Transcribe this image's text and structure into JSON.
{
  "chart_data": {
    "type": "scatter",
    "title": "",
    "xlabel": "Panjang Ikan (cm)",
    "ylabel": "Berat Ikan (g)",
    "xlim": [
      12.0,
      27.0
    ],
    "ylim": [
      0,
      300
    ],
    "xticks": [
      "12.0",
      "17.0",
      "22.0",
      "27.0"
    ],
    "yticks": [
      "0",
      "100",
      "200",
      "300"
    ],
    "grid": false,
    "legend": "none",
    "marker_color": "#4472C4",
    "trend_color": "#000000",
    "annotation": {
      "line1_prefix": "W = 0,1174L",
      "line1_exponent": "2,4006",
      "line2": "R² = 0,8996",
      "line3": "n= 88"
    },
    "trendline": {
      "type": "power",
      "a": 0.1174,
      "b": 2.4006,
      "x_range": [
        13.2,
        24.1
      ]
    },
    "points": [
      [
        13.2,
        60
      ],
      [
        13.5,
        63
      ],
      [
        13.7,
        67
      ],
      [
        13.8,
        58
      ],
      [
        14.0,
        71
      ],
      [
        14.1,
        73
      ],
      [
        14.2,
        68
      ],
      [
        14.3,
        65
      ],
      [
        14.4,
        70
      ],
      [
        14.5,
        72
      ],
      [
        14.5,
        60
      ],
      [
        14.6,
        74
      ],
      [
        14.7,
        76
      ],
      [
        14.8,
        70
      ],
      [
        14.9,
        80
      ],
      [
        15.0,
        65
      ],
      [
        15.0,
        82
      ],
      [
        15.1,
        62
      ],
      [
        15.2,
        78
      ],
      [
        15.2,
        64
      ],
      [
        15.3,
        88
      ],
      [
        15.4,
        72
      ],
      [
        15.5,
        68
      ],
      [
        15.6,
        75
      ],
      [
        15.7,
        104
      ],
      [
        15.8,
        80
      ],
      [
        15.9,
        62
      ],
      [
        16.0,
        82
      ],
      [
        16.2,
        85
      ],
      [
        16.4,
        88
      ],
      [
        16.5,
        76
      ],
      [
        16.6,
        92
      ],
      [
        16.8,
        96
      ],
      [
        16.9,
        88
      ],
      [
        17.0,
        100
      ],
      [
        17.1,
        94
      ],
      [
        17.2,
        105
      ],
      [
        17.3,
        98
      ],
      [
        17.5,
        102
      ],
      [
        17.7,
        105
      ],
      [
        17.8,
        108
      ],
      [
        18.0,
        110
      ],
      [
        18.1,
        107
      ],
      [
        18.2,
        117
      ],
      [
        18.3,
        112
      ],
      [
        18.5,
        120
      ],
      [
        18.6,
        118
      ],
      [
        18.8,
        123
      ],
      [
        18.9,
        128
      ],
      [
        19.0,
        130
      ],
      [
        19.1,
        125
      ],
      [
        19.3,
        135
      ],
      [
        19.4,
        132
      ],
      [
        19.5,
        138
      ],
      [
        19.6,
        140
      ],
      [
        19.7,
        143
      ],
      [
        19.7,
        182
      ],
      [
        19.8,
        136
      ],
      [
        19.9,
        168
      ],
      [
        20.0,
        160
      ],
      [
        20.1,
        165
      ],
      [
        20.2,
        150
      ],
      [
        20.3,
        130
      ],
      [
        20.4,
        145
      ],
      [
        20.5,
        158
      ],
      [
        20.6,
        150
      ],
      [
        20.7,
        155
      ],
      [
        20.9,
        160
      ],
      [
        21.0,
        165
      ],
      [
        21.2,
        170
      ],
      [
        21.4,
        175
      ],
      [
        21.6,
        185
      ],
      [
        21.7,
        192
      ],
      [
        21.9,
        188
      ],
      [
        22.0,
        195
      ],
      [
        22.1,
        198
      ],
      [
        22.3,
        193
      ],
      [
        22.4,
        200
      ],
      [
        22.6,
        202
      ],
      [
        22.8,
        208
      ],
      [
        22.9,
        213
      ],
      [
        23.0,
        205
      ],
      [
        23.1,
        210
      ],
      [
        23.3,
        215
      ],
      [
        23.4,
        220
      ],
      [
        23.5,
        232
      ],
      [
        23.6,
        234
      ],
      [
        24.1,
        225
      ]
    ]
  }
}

++++++

- Your goal: Only a number is wanted: how many lines of the material include the word "Ikan".

- Output below: 2